Entries with figure data
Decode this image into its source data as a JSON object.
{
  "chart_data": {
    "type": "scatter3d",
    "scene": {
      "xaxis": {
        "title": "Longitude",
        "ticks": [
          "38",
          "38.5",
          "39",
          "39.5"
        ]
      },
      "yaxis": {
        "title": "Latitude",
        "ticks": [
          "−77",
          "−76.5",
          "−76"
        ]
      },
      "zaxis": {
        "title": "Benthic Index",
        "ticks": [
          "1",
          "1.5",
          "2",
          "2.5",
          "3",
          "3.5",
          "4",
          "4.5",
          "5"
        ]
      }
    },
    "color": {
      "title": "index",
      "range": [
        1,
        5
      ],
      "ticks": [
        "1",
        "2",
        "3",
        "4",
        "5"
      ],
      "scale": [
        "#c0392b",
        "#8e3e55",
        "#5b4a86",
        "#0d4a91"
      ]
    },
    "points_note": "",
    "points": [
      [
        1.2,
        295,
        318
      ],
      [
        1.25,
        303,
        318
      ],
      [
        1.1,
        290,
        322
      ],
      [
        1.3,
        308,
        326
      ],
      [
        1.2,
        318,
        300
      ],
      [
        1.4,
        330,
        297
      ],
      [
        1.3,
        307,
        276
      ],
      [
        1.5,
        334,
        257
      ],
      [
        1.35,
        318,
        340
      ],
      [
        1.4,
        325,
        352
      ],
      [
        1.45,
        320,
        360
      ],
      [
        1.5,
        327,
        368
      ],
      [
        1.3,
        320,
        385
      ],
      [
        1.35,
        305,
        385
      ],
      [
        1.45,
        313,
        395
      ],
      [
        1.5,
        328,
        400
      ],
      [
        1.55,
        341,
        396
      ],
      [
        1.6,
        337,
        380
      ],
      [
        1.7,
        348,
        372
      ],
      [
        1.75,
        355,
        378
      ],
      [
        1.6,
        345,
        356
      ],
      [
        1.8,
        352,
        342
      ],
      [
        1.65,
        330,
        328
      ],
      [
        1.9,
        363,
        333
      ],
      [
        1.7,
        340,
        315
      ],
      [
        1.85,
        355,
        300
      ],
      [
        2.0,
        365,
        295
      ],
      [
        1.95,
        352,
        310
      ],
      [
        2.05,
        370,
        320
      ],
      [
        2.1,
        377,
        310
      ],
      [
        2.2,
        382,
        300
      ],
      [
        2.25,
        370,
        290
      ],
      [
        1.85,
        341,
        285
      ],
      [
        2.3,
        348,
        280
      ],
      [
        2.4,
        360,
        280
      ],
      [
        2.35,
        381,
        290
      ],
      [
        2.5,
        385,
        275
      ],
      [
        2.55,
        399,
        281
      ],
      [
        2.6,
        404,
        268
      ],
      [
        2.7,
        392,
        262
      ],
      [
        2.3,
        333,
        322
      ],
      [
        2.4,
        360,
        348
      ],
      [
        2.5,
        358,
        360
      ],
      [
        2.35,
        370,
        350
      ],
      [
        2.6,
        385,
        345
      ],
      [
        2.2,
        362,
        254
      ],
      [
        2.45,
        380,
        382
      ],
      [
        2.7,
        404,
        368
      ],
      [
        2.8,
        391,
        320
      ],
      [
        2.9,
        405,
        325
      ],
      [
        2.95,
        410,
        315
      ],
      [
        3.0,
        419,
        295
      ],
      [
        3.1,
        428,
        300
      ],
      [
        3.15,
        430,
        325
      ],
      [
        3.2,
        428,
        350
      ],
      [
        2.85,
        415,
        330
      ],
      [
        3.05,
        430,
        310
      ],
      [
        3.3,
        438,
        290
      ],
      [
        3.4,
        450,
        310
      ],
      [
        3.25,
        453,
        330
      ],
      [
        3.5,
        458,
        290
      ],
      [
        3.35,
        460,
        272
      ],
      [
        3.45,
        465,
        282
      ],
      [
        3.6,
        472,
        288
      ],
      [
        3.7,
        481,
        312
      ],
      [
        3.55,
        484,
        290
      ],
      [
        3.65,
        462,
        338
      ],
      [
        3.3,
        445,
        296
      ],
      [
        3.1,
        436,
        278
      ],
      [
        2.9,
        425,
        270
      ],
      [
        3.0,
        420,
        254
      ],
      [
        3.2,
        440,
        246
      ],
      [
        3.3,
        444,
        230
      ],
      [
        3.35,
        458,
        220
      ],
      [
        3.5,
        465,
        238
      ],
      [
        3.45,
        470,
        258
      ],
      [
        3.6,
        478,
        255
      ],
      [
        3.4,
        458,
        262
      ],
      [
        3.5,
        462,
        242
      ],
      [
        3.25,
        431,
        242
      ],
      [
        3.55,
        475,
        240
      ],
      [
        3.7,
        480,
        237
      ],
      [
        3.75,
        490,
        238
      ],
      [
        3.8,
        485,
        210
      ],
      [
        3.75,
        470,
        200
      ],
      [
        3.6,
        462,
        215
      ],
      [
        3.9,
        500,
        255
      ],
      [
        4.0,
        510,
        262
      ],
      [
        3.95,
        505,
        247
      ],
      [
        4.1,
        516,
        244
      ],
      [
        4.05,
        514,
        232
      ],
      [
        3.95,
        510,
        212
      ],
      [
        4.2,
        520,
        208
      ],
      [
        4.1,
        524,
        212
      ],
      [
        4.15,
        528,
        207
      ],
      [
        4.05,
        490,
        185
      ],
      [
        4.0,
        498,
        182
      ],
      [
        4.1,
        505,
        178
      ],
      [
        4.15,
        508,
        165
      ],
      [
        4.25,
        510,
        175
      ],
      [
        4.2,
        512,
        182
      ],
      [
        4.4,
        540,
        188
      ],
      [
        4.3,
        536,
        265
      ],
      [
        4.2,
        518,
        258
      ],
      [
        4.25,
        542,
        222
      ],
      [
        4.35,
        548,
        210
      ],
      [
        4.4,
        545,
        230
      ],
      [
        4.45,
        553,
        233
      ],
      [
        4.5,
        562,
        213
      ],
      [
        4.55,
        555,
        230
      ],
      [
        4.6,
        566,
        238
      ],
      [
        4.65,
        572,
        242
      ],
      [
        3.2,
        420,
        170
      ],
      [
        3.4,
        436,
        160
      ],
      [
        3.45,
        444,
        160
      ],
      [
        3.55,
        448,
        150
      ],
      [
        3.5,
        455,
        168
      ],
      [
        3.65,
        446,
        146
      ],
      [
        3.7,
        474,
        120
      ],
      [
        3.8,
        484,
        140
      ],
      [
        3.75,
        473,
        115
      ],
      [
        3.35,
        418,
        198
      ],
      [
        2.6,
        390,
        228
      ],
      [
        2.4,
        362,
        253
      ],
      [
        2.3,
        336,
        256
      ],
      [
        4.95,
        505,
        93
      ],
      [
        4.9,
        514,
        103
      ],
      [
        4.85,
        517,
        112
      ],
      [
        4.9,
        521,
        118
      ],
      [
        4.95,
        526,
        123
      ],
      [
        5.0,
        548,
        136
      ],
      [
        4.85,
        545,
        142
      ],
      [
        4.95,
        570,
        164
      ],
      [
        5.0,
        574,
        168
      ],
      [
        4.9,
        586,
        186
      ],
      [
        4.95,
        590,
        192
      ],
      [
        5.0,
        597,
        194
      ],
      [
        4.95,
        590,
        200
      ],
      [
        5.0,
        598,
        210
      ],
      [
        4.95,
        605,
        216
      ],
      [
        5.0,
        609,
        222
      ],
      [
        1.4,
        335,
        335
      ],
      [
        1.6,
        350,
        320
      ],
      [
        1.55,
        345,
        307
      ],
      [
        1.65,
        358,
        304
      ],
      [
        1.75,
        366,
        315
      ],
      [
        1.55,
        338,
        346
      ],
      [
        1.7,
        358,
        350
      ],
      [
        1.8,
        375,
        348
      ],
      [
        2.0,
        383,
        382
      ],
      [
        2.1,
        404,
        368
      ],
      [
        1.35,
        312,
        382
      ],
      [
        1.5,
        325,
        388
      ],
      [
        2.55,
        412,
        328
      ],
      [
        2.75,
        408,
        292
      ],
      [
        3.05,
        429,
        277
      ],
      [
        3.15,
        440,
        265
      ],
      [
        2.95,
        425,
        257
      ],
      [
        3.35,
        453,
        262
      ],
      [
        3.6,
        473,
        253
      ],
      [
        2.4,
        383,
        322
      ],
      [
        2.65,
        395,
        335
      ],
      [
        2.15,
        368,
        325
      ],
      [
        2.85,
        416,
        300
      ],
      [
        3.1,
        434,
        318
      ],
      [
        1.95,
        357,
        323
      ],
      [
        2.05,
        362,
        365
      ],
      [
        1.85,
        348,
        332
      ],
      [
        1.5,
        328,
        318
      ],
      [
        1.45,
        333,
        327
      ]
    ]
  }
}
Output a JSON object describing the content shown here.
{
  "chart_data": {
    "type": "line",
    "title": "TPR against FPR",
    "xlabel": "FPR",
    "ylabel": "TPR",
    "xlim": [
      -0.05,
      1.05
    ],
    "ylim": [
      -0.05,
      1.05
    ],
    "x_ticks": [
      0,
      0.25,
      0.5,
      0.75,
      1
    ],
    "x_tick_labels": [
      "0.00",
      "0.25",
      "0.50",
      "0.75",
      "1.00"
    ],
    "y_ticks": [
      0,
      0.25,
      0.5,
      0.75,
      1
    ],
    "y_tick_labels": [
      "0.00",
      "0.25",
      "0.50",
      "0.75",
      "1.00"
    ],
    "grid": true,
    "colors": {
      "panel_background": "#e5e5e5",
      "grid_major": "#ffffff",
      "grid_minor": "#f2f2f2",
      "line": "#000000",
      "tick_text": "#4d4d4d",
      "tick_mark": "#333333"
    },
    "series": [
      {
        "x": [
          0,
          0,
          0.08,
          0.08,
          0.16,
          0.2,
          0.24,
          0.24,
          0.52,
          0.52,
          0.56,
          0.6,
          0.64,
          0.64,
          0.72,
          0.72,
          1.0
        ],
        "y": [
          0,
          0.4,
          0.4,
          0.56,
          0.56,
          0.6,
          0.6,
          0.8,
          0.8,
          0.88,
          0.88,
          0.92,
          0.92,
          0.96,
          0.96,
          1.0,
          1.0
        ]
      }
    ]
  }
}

WHAT IS REQUIRED → Look through the entries and return every line where "JSON" appears.

COMPLETED TASK →
Decode this image into its source data as a JSON object.
Output a JSON object describing the content shown here.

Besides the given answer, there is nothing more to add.